**Records shown**:
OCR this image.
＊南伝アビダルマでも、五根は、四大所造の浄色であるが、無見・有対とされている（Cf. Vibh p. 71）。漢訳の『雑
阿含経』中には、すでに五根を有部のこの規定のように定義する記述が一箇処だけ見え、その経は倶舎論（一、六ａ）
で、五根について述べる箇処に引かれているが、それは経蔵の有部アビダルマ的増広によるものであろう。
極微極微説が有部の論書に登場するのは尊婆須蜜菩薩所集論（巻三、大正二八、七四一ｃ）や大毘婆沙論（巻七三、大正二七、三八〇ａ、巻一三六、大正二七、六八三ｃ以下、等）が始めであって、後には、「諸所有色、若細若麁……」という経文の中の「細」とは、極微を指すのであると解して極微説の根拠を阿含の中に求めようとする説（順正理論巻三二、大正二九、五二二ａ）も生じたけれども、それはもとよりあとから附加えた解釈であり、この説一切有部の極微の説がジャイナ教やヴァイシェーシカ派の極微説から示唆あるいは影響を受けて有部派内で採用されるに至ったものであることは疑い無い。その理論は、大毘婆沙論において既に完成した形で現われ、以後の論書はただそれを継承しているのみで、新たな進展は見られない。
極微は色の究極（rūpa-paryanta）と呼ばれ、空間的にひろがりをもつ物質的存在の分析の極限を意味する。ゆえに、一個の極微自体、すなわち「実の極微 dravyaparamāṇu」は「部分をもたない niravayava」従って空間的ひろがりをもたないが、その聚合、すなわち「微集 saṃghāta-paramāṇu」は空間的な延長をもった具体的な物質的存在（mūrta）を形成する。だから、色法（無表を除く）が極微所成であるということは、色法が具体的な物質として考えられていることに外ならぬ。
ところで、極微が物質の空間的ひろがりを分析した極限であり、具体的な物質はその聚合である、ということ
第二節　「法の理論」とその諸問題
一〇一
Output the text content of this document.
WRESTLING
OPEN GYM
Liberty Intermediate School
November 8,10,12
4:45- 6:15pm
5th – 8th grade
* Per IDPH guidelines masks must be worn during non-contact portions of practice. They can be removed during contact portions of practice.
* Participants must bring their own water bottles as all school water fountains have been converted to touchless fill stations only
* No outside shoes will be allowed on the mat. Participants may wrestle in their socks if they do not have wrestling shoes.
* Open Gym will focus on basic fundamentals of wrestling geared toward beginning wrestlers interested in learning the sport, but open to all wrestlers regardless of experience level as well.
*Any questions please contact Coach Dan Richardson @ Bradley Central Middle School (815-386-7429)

**Goal**: Retype the data exactly as given.

**Reply to the exercise**:
OCR this image.
＊南伝アビダルマでも、五根は、四大所造の浄色であるが、無見・有対とされている（Cf. Vibh p. 71）。漢訳の『雑
阿含経』中には、すでに五根を有部のこの規定のように定義する記述が一箇処だけ見え、その経は倶舎論（一、六ａ）
で、五根について述べる箇処に引かれているが、それは経蔵の有部アビダルマ的増広によるものであろう。
極微極微説が有部の論書に登場するのは尊婆須蜜菩薩所集論（巻三、大正二八、七四一ｃ）や大毘婆沙論（巻七三、大正二七、三八〇ａ、巻一三六、大正二七、六八三ｃ以下、等）が始めであって、後には、「諸所有色、若細若麁……」という経文の中の「細」とは、極微を指すのであると解して極微説の根拠を阿含の中に求めようとする説（順正理論巻三二、大正二九、五二二ａ）も生じたけれども、それはもとよりあとから附加えた解釈であり、この説一切有部の極微の説がジャイナ教やヴァイシェーシカ派の極微説から示唆あるいは影響を受けて有部派内で採用されるに至ったものであることは疑い無い。その理論は、大毘婆沙論において既に完成した形で現われ、以後の論書はただそれを継承しているのみで、新たな進展は見られない。
極微は色の究極（rūpa-paryanta）と呼ばれ、空間的にひろがりをもつ物質的存在の分析の極限を意味する。ゆえに、一個の極微自体、すなわち「実の極微 dravyaparamāṇu」は「部分をもたない niravayava」従って空間的ひろがりをもたないが、その聚合、すなわち「微集 saṃghāta-paramāṇu」は空間的な延長をもった具体的な物質的存在（mūrta）を形成する。だから、色法（無表を除く）が極微所成であるということは、色法が具体的な物質として考えられていることに外ならぬ。
ところで、極微が物質の空間的ひろがりを分析した極限であり、具体的な物質はその聚合である、ということ
第二節　「法の理論」とその諸問題
一〇一
Output the text content of this document.
WRESTLING
OPEN GYM
Liberty Intermediate School
November 8,10,12
4:45- 6:15pm
5th – 8th grade
* Per IDPH guidelines masks must be worn during non-contact portions of practice. They can be removed during contact portions of practice.
* Participants must bring their own water bottles as all school water fountains have been converted to touchless fill stations only
* No outside shoes will be allowed on the mat. Participants may wrestle in their socks if they do not have wrestling shoes.
* Open Gym will focus on basic fundamentals of wrestling geared toward beginning wrestlers interested in learning the sport, but open to all wrestlers regardless of experience level as well.
*Any questions please contact Coach Dan Richardson @ Bradley Central Middle School (815-386-7429)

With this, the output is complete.